** start **

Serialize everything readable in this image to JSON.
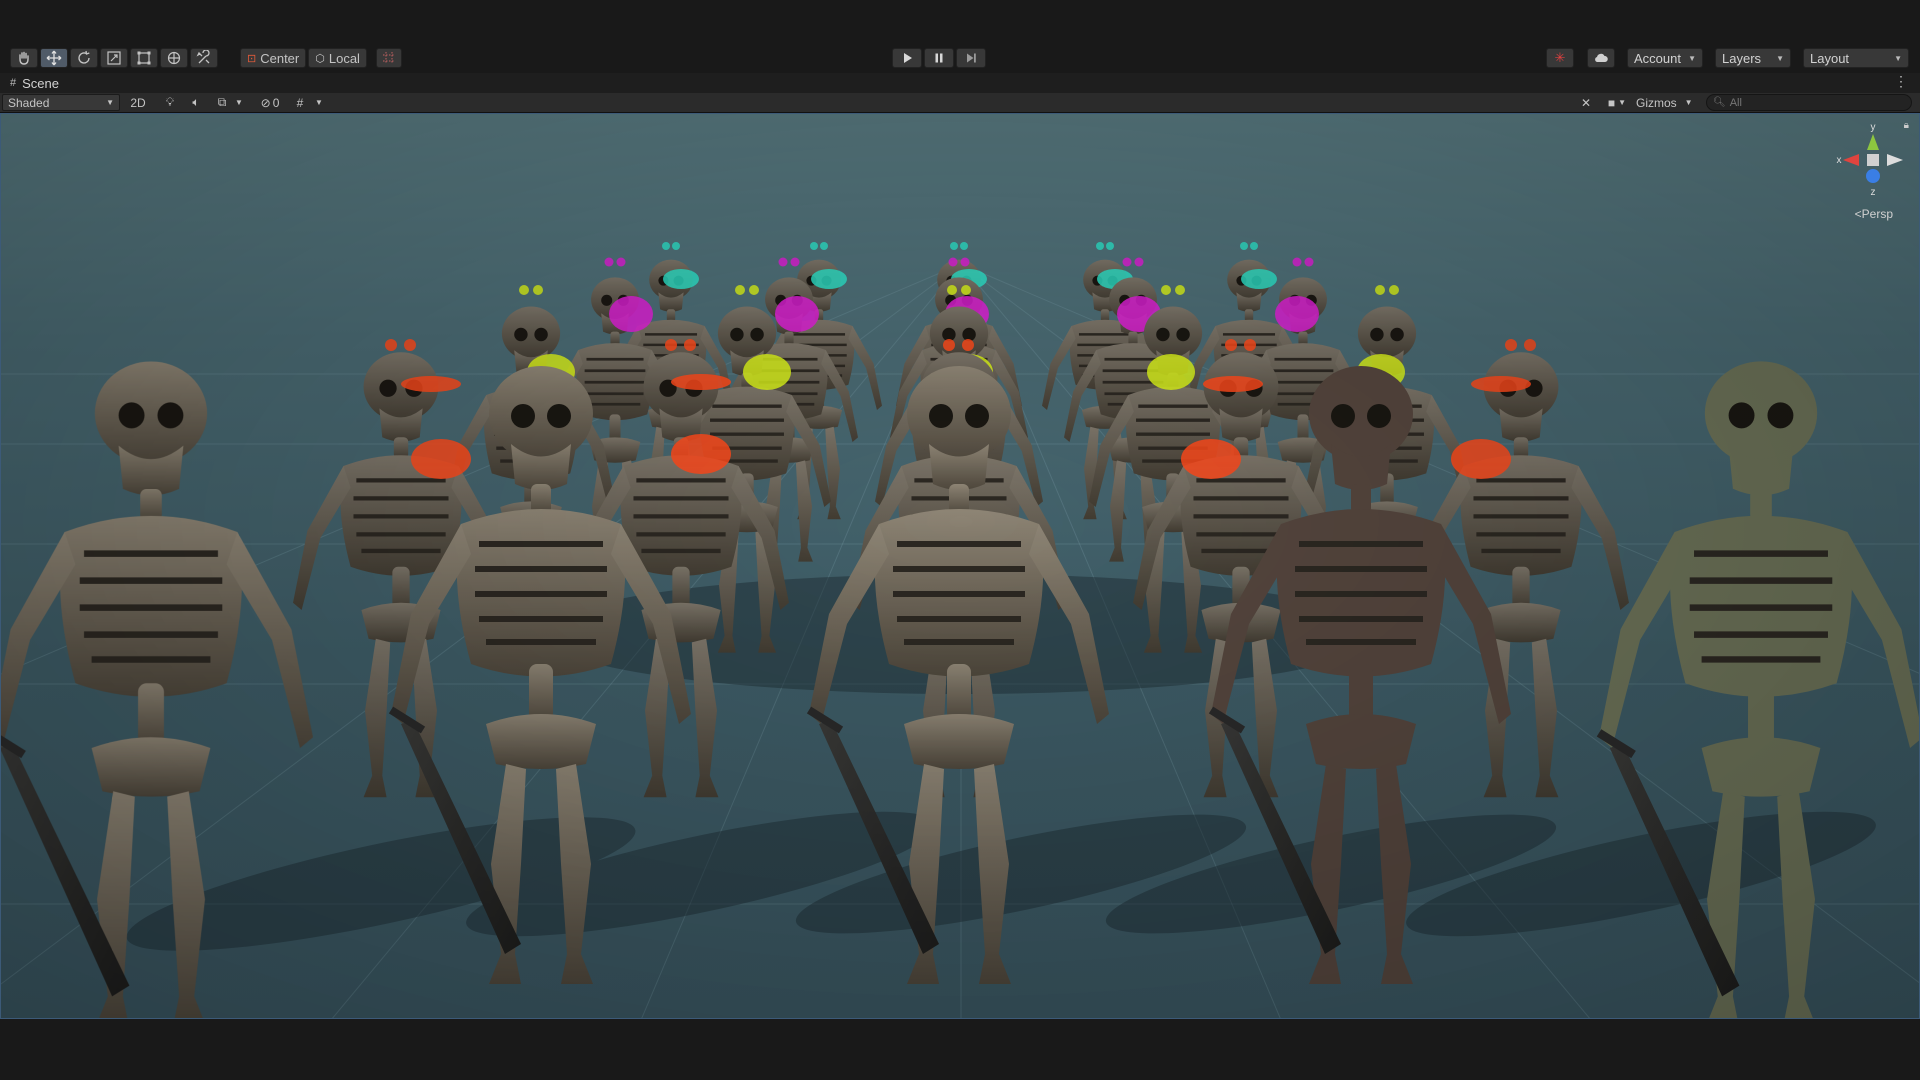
{
  "toolbar": {
    "tools": [
      {
        "name": "hand-tool",
        "icon": "hand-icon"
      },
      {
        "name": "move-tool",
        "icon": "move-icon",
        "active": true
      },
      {
        "name": "rotate-tool",
        "icon": "rotate-icon"
      },
      {
        "name": "scale-tool",
        "icon": "scale-icon"
      },
      {
        "name": "rect-tool",
        "icon": "rect-icon"
      },
      {
        "name": "transform-tool",
        "icon": "transform-icon"
      },
      {
        "name": "custom-tool",
        "icon": "wrench-icon"
      }
    ],
    "pivot_label": "Center",
    "space_label": "Local",
    "play_icon": "play-icon",
    "pause_icon": "pause-icon",
    "step_icon": "step-icon",
    "account_label": "Account",
    "layers_label": "Layers",
    "layout_label": "Layout"
  },
  "tab": {
    "label": "Scene",
    "icon": "grid-icon"
  },
  "scene_toolbar": {
    "draw_mode": "Shaded",
    "mode_2d": "2D",
    "hidden_count": "0",
    "gizmos_label": "Gizmos",
    "search_placeholder": "All"
  },
  "gizmo": {
    "y_label": "y",
    "x_label": "x",
    "z_label": "z",
    "projection_label": "Persp"
  },
  "colors": {
    "accent_active": "#505b68",
    "axis_x": "#e0443e",
    "axis_y": "#8dc63f",
    "axis_z": "#3a7ee5",
    "glow_red": "#ff4a1c",
    "glow_yellow": "#d8f01a",
    "glow_magenta": "#e020d8",
    "glow_cyan": "#2ee0c8"
  }
}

** end **

#### Task objective
Print the records above exactly as they stand, but leave out the pictures.

#### Result of this task
Serialize everything readable in this image to JSON.
{
  "toolbar": {
    "tools": [
      {
        "name": "hand-tool",
        "icon": "hand-icon"
      },
      {
        "name": "move-tool",
        "icon": "move-icon",
        "active": true
      },
      {
        "name": "rotate-tool",
        "icon": "rotate-icon"
      },
      {
        "name": "scale-tool",
        "icon": "scale-icon"
      },
      {
        "name": "rect-tool",
        "icon": "rect-icon"
      },
      {
        "name": "transform-tool",
        "icon": "transform-icon"
      },
      {
        "name": "custom-tool",
        "icon": "wrench-icon"
      }
    ],
    "pivot_label": "Center",
    "space_label": "Local",
    "play_icon": "play-icon",
    "pause_icon": "pause-icon",
    "step_icon": "step-icon",
    "account_label": "Account",
    "layers_label": "Layers",
    "layout_label": "Layout"
  },
  "tab": {
    "label": "Scene",
    "icon": "grid-icon"
  },
  "scene_toolbar": {
    "draw_mode": "Shaded",
    "mode_2d": "2D",
    "hidden_count": "0",
    "gizmos_label": "Gizmos",
    "search_placeholder": "All"
  },
  "gizmo": {
    "y_label": "y",
    "x_label": "x",
    "z_label": "z",
    "projection_label": "Persp"
  },
  "colors": {
    "accent_active": "#505b68",
    "axis_x": "#e0443e",
    "axis_y": "#8dc63f",
    "axis_z": "#3a7ee5",
    "glow_red": "#ff4a1c",
    "glow_yellow": "#d8f01a",
    "glow_magenta": "#e020d8",
    "glow_cyan": "#2ee0c8"
  }
}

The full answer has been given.